= Source material =
++++++
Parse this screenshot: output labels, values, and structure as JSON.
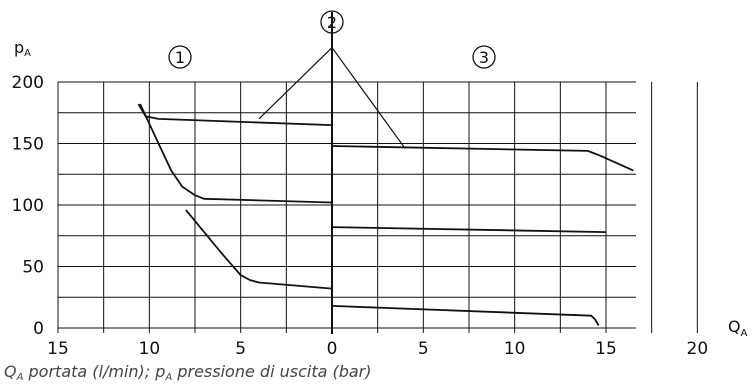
{
  "caption": {
    "q_symbol": "Q",
    "q_sub": "A",
    "q_text": " portata (l/min); ",
    "p_symbol": "p",
    "p_sub": "A",
    "p_text": " pressione di uscita (bar)"
  },
  "chart_data": {
    "type": "line",
    "ylabel": "p",
    "ylabel_sub": "A",
    "xlabel": "Q",
    "xlabel_sub": "A",
    "ylim": [
      0,
      200
    ],
    "y_ticks": [
      0,
      50,
      100,
      150,
      200
    ],
    "left_panel": {
      "marker": "1",
      "x_direction": "reversed",
      "xlim": [
        15,
        0
      ],
      "x_ticks": [
        15,
        10,
        5,
        0
      ]
    },
    "right_panel": {
      "marker": "3",
      "xlim": [
        0,
        20
      ],
      "x_ticks": [
        0,
        5,
        10,
        15,
        20
      ]
    },
    "shared_marker": "2",
    "grid": true,
    "series": [
      {
        "panel": "left",
        "points": [
          [
            10.6,
            182
          ],
          [
            10.2,
            172
          ],
          [
            9.5,
            170
          ],
          [
            0,
            165
          ]
        ]
      },
      {
        "panel": "left",
        "points": [
          [
            10.5,
            182
          ],
          [
            9.5,
            150
          ],
          [
            8.8,
            128
          ],
          [
            8.2,
            115
          ],
          [
            7.5,
            108
          ],
          [
            7,
            105
          ],
          [
            0,
            102
          ]
        ]
      },
      {
        "panel": "left",
        "points": [
          [
            8,
            96
          ],
          [
            7,
            78
          ],
          [
            6,
            60
          ],
          [
            5,
            43
          ],
          [
            4.5,
            39
          ],
          [
            4,
            37
          ],
          [
            0,
            32
          ]
        ]
      },
      {
        "panel": "right",
        "points": [
          [
            0,
            148
          ],
          [
            14,
            144
          ],
          [
            14.7,
            140
          ],
          [
            16.5,
            128
          ]
        ]
      },
      {
        "panel": "right",
        "points": [
          [
            0,
            82
          ],
          [
            15,
            78
          ]
        ]
      },
      {
        "panel": "right",
        "points": [
          [
            0,
            18
          ],
          [
            14.2,
            10
          ],
          [
            14.4,
            7
          ],
          [
            14.6,
            2
          ]
        ]
      }
    ],
    "callouts": [
      {
        "from": [
          -4,
          170
        ],
        "to": [
          0,
          228
        ]
      },
      {
        "from": [
          4,
          146
        ],
        "to": [
          0,
          228
        ]
      }
    ]
  }
}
++++++
= What the task asks =
Your copy of the data should match it exactly, except that pictures are left out.

= Finished task =
Parse this screenshot: output labels, values, and structure as JSON.
{
  "caption": {
    "q_symbol": "Q",
    "q_sub": "A",
    "q_text": " portata (l/min); ",
    "p_symbol": "p",
    "p_sub": "A",
    "p_text": " pressione di uscita (bar)"
  },
  "chart_data": {
    "type": "line",
    "ylabel": "p",
    "ylabel_sub": "A",
    "xlabel": "Q",
    "xlabel_sub": "A",
    "ylim": [
      0,
      200
    ],
    "y_ticks": [
      0,
      50,
      100,
      150,
      200
    ],
    "left_panel": {
      "marker": "1",
      "x_direction": "reversed",
      "xlim": [
        15,
        0
      ],
      "x_ticks": [
        15,
        10,
        5,
        0
      ]
    },
    "right_panel": {
      "marker": "3",
      "xlim": [
        0,
        20
      ],
      "x_ticks": [
        0,
        5,
        10,
        15,
        20
      ]
    },
    "shared_marker": "2",
    "grid": true,
    "series": [
      {
        "panel": "left",
        "points": [
          [
            10.6,
            182
          ],
          [
            10.2,
            172
          ],
          [
            9.5,
            170
          ],
          [
            0,
            165
          ]
        ]
      },
      {
        "panel": "left",
        "points": [
          [
            10.5,
            182
          ],
          [
            9.5,
            150
          ],
          [
            8.8,
            128
          ],
          [
            8.2,
            115
          ],
          [
            7.5,
            108
          ],
          [
            7,
            105
          ],
          [
            0,
            102
          ]
        ]
      },
      {
        "panel": "left",
        "points": [
          [
            8,
            96
          ],
          [
            7,
            78
          ],
          [
            6,
            60
          ],
          [
            5,
            43
          ],
          [
            4.5,
            39
          ],
          [
            4,
            37
          ],
          [
            0,
            32
          ]
        ]
      },
      {
        "panel": "right",
        "points": [
          [
            0,
            148
          ],
          [
            14,
            144
          ],
          [
            14.7,
            140
          ],
          [
            16.5,
            128
          ]
        ]
      },
      {
        "panel": "right",
        "points": [
          [
            0,
            82
          ],
          [
            15,
            78
          ]
        ]
      },
      {
        "panel": "right",
        "points": [
          [
            0,
            18
          ],
          [
            14.2,
            10
          ],
          [
            14.4,
            7
          ],
          [
            14.6,
            2
          ]
        ]
      }
    ],
    "callouts": [
      {
        "from": [
          -4,
          170
        ],
        "to": [
          0,
          228
        ]
      },
      {
        "from": [
          4,
          146
        ],
        "to": [
          0,
          228
        ]
      }
    ]
  }
}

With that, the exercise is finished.